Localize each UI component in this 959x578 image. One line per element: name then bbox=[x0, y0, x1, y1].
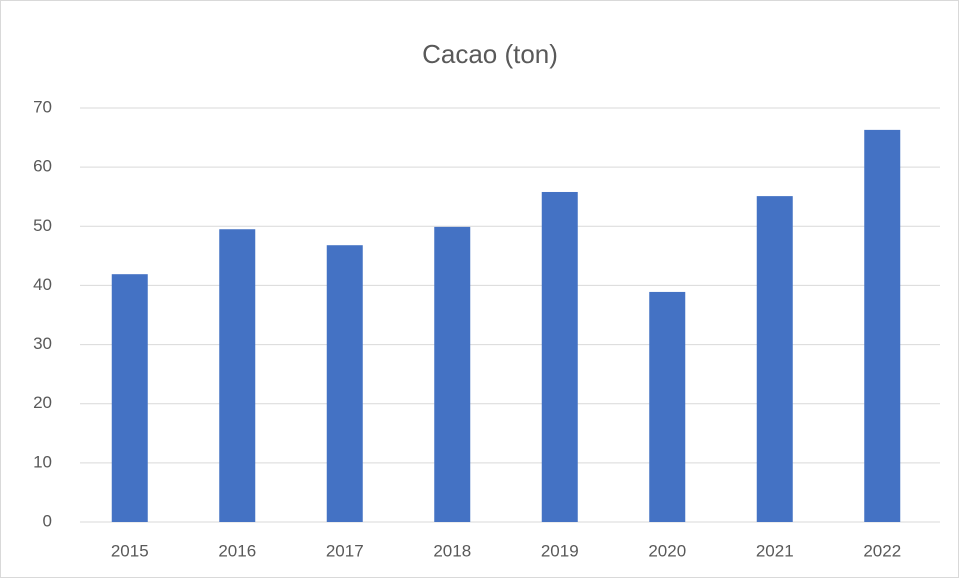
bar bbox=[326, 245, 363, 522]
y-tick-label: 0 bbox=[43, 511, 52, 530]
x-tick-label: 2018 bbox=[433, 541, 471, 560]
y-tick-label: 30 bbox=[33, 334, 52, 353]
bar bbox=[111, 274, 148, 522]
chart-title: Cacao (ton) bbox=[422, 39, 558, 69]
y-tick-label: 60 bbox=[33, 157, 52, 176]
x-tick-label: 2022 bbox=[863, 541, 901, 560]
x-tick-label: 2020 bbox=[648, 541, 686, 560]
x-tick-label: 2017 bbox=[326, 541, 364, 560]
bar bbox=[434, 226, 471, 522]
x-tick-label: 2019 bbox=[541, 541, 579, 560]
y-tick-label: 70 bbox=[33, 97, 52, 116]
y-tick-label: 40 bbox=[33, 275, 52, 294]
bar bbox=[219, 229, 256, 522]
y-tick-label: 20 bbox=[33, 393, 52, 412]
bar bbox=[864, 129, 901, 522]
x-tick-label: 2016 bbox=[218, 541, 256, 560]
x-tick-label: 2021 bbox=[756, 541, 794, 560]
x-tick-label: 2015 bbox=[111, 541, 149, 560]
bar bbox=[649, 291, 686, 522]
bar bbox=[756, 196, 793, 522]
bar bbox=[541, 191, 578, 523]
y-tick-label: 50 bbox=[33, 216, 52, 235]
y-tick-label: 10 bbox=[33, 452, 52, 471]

---

■ WORK INSTRUCTIONS: Reproduce every item above line for line without any changes, omitting the pictures.

■ ANSWER TO THE PROBLEM:
Localize each UI component in this 959x578 image. One line per element: name then bbox=[x0, y0, x1, y1].
bar bbox=[326, 245, 363, 522]
y-tick-label: 0 bbox=[43, 511, 52, 530]
x-tick-label: 2018 bbox=[433, 541, 471, 560]
y-tick-label: 30 bbox=[33, 334, 52, 353]
bar bbox=[111, 274, 148, 522]
chart-title: Cacao (ton) bbox=[422, 39, 558, 69]
y-tick-label: 60 bbox=[33, 157, 52, 176]
x-tick-label: 2022 bbox=[863, 541, 901, 560]
x-tick-label: 2020 bbox=[648, 541, 686, 560]
x-tick-label: 2017 bbox=[326, 541, 364, 560]
bar bbox=[434, 226, 471, 522]
x-tick-label: 2019 bbox=[541, 541, 579, 560]
y-tick-label: 70 bbox=[33, 97, 52, 116]
y-tick-label: 40 bbox=[33, 275, 52, 294]
bar bbox=[219, 229, 256, 522]
y-tick-label: 20 bbox=[33, 393, 52, 412]
bar bbox=[864, 129, 901, 522]
x-tick-label: 2016 bbox=[218, 541, 256, 560]
x-tick-label: 2021 bbox=[756, 541, 794, 560]
x-tick-label: 2015 bbox=[111, 541, 149, 560]
bar bbox=[649, 291, 686, 522]
bar bbox=[756, 196, 793, 522]
bar bbox=[541, 191, 578, 523]
y-tick-label: 50 bbox=[33, 216, 52, 235]
y-tick-label: 10 bbox=[33, 452, 52, 471]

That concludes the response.